> _TASK STATEMENT_:
Copy out the data exactly, leaving the pictures behind.

++++

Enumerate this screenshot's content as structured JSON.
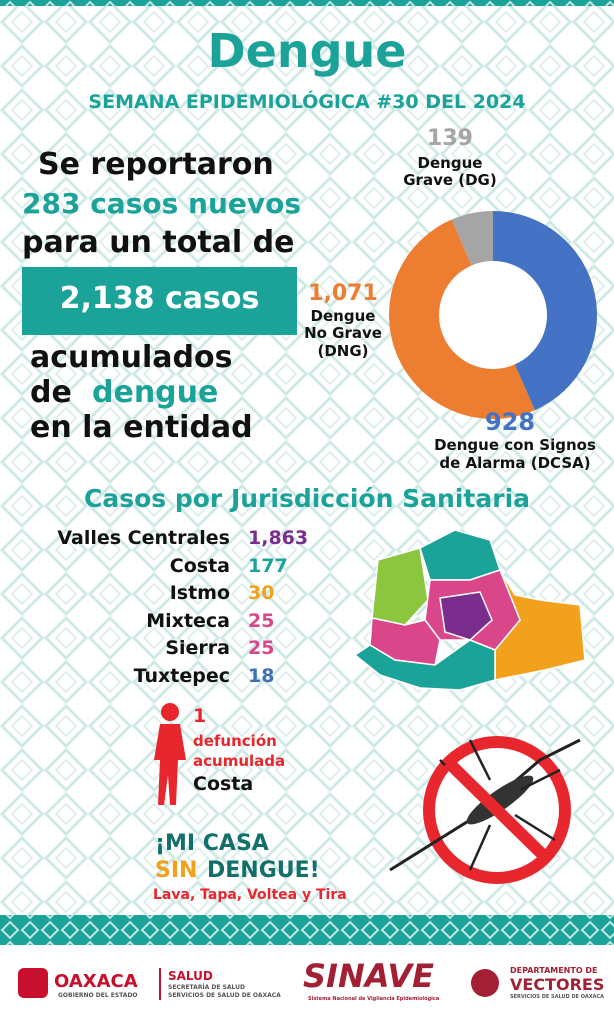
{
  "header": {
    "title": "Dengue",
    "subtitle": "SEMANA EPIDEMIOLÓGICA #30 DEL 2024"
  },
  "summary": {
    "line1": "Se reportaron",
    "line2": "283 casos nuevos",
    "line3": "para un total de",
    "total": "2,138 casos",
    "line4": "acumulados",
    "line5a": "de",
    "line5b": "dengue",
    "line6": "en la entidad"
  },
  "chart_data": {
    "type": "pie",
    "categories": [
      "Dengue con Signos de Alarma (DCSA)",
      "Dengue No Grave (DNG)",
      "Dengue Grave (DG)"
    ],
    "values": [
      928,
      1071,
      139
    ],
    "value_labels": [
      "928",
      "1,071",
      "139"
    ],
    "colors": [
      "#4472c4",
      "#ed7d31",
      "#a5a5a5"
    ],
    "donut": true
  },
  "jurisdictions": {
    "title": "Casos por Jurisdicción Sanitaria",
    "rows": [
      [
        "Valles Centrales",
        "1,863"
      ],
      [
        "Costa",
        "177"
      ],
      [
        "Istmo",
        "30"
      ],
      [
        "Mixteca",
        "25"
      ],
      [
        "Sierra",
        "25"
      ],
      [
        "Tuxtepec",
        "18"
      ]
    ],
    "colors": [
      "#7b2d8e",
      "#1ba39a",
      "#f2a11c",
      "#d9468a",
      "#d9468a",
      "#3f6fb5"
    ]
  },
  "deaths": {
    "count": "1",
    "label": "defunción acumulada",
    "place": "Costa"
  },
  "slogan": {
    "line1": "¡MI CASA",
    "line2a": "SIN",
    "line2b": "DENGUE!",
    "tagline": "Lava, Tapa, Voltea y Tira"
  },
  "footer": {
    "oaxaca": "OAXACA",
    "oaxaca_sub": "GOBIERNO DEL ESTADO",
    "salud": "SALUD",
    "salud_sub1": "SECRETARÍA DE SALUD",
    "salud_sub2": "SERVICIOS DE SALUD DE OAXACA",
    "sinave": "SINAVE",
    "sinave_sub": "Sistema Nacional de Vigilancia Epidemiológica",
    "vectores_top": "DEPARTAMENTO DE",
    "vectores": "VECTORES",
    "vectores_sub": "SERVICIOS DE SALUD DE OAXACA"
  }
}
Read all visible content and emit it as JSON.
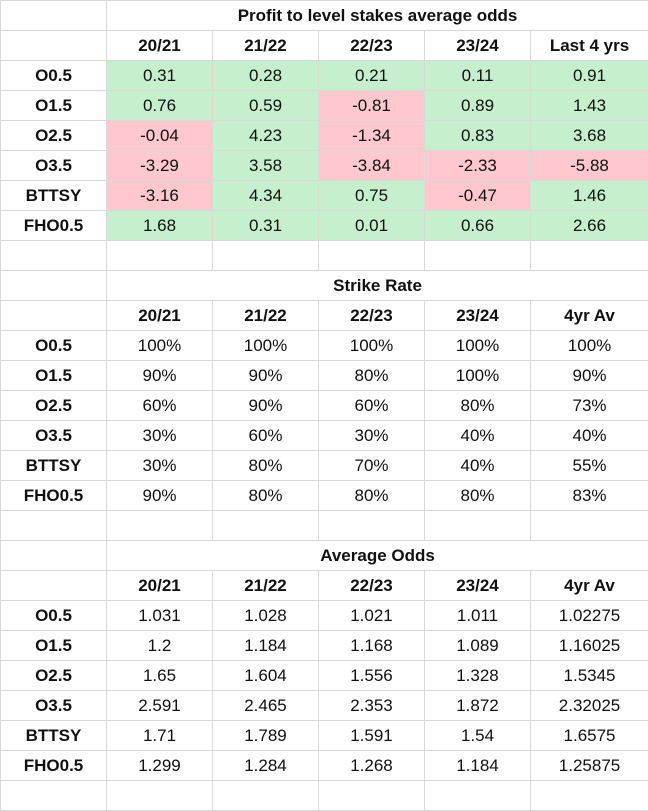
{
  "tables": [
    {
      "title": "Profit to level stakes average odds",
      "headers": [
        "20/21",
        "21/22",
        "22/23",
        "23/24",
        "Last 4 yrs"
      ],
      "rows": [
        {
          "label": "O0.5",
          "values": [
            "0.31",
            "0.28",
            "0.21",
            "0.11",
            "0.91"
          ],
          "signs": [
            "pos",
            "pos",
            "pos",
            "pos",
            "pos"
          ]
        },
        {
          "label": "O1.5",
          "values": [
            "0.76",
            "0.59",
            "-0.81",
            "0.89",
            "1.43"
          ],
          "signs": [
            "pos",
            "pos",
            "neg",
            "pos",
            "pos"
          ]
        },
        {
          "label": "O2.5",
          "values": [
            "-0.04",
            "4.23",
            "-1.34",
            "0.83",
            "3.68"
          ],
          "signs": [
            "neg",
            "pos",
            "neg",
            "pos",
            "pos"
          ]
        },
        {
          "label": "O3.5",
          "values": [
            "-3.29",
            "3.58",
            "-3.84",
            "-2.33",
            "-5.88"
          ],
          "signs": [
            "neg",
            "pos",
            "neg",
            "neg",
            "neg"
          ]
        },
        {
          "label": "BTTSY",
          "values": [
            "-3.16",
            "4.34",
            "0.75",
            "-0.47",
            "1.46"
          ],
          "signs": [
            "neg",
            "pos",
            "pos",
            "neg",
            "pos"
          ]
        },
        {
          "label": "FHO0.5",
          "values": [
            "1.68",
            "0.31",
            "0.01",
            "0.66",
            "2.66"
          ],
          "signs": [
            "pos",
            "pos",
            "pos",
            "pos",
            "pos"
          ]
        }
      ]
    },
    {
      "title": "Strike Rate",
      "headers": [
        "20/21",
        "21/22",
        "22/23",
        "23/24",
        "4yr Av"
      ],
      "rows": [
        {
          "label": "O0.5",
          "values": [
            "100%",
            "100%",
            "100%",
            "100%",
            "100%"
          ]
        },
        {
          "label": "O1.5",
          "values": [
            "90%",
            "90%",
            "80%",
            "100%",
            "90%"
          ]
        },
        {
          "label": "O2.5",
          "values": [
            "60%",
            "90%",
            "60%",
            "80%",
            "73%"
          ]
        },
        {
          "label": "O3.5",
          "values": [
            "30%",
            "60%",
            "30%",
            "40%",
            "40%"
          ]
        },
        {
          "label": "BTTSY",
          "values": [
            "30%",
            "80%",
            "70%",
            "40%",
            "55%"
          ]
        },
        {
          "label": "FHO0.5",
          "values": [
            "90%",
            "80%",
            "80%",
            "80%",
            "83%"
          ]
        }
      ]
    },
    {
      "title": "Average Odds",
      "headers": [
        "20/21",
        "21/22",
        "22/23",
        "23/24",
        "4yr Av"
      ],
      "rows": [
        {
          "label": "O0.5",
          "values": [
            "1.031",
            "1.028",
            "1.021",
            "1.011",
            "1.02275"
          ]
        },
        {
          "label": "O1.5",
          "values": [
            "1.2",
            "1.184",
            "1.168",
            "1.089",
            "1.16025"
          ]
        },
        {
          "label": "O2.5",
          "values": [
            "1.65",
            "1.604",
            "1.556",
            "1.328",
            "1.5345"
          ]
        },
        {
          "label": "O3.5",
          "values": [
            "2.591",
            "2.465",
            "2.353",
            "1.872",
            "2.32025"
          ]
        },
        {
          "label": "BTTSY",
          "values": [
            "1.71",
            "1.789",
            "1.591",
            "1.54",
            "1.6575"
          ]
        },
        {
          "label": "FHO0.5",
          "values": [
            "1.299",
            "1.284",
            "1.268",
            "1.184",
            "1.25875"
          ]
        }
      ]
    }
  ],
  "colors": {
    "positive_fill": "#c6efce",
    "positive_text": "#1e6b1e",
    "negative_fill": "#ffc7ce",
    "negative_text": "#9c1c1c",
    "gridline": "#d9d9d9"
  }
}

++++

> _COMPLETED TASK_:
Enumerate this screenshot's content as structured JSON.
{
  "header": {
    "title": "Dengue",
    "subtitle": "SEMANA EPIDEMIOLÓGICA #30 DEL 2024"
  },
  "summary": {
    "line1": "Se reportaron",
    "line2": "283 casos nuevos",
    "line3": "para un total de",
    "total": "2,138 casos",
    "line4": "acumulados",
    "line5a": "de",
    "line5b": "dengue",
    "line6": "en la entidad"
  },
  "chart_data": {
    "type": "pie",
    "categories": [
      "Dengue con Signos de Alarma (DCSA)",
      "Dengue No Grave (DNG)",
      "Dengue Grave (DG)"
    ],
    "values": [
      928,
      1071,
      139
    ],
    "value_labels": [
      "928",
      "1,071",
      "139"
    ],
    "colors": [
      "#4472c4",
      "#ed7d31",
      "#a5a5a5"
    ],
    "donut": true
  },
  "jurisdictions": {
    "title": "Casos por Jurisdicción Sanitaria",
    "rows": [
      [
        "Valles Centrales",
        "1,863"
      ],
      [
        "Costa",
        "177"
      ],
      [
        "Istmo",
        "30"
      ],
      [
        "Mixteca",
        "25"
      ],
      [
        "Sierra",
        "25"
      ],
      [
        "Tuxtepec",
        "18"
      ]
    ],
    "colors": [
      "#7b2d8e",
      "#1ba39a",
      "#f2a11c",
      "#d9468a",
      "#d9468a",
      "#3f6fb5"
    ]
  },
  "deaths": {
    "count": "1",
    "label": "defunción acumulada",
    "place": "Costa"
  },
  "slogan": {
    "line1": "¡MI CASA",
    "line2a": "SIN",
    "line2b": "DENGUE!",
    "tagline": "Lava, Tapa, Voltea y Tira"
  },
  "footer": {
    "oaxaca": "OAXACA",
    "oaxaca_sub": "GOBIERNO DEL ESTADO",
    "salud": "SALUD",
    "salud_sub1": "SECRETARÍA DE SALUD",
    "salud_sub2": "SERVICIOS DE SALUD DE OAXACA",
    "sinave": "SINAVE",
    "sinave_sub": "Sistema Nacional de Vigilancia Epidemiológica",
    "vectores_top": "DEPARTAMENTO DE",
    "vectores": "VECTORES",
    "vectores_sub": "SERVICIOS DE SALUD DE OAXACA"
  }
}
Read all visible content and emit it as JSON.
{
  "tables": [
    {
      "title": "Profit to level stakes average odds",
      "headers": [
        "20/21",
        "21/22",
        "22/23",
        "23/24",
        "Last 4 yrs"
      ],
      "rows": [
        {
          "label": "O0.5",
          "values": [
            "0.31",
            "0.28",
            "0.21",
            "0.11",
            "0.91"
          ],
          "signs": [
            "pos",
            "pos",
            "pos",
            "pos",
            "pos"
          ]
        },
        {
          "label": "O1.5",
          "values": [
            "0.76",
            "0.59",
            "-0.81",
            "0.89",
            "1.43"
          ],
          "signs": [
            "pos",
            "pos",
            "neg",
            "pos",
            "pos"
          ]
        },
        {
          "label": "O2.5",
          "values": [
            "-0.04",
            "4.23",
            "-1.34",
            "0.83",
            "3.68"
          ],
          "signs": [
            "neg",
            "pos",
            "neg",
            "pos",
            "pos"
          ]
        },
        {
          "label": "O3.5",
          "values": [
            "-3.29",
            "3.58",
            "-3.84",
            "-2.33",
            "-5.88"
          ],
          "signs": [
            "neg",
            "pos",
            "neg",
            "neg",
            "neg"
          ]
        },
        {
          "label": "BTTSY",
          "values": [
            "-3.16",
            "4.34",
            "0.75",
            "-0.47",
            "1.46"
          ],
          "signs": [
            "neg",
            "pos",
            "pos",
            "neg",
            "pos"
          ]
        },
        {
          "label": "FHO0.5",
          "values": [
            "1.68",
            "0.31",
            "0.01",
            "0.66",
            "2.66"
          ],
          "signs": [
            "pos",
            "pos",
            "pos",
            "pos",
            "pos"
          ]
        }
      ]
    },
    {
      "title": "Strike Rate",
      "headers": [
        "20/21",
        "21/22",
        "22/23",
        "23/24",
        "4yr Av"
      ],
      "rows": [
        {
          "label": "O0.5",
          "values": [
            "100%",
            "100%",
            "100%",
            "100%",
            "100%"
          ]
        },
        {
          "label": "O1.5",
          "values": [
            "90%",
            "90%",
            "80%",
            "100%",
            "90%"
          ]
        },
        {
          "label": "O2.5",
          "values": [
            "60%",
            "90%",
            "60%",
            "80%",
            "73%"
          ]
        },
        {
          "label": "O3.5",
          "values": [
            "30%",
            "60%",
            "30%",
            "40%",
            "40%"
          ]
        },
        {
          "label": "BTTSY",
          "values": [
            "30%",
            "80%",
            "70%",
            "40%",
            "55%"
          ]
        },
        {
          "label": "FHO0.5",
          "values": [
            "90%",
            "80%",
            "80%",
            "80%",
            "83%"
          ]
        }
      ]
    },
    {
      "title": "Average Odds",
      "headers": [
        "20/21",
        "21/22",
        "22/23",
        "23/24",
        "4yr Av"
      ],
      "rows": [
        {
          "label": "O0.5",
          "values": [
            "1.031",
            "1.028",
            "1.021",
            "1.011",
            "1.02275"
          ]
        },
        {
          "label": "O1.5",
          "values": [
            "1.2",
            "1.184",
            "1.168",
            "1.089",
            "1.16025"
          ]
        },
        {
          "label": "O2.5",
          "values": [
            "1.65",
            "1.604",
            "1.556",
            "1.328",
            "1.5345"
          ]
        },
        {
          "label": "O3.5",
          "values": [
            "2.591",
            "2.465",
            "2.353",
            "1.872",
            "2.32025"
          ]
        },
        {
          "label": "BTTSY",
          "values": [
            "1.71",
            "1.789",
            "1.591",
            "1.54",
            "1.6575"
          ]
        },
        {
          "label": "FHO0.5",
          "values": [
            "1.299",
            "1.284",
            "1.268",
            "1.184",
            "1.25875"
          ]
        }
      ]
    }
  ],
  "colors": {
    "positive_fill": "#c6efce",
    "positive_text": "#1e6b1e",
    "negative_fill": "#ffc7ce",
    "negative_text": "#9c1c1c",
    "gridline": "#d9d9d9"
  }
}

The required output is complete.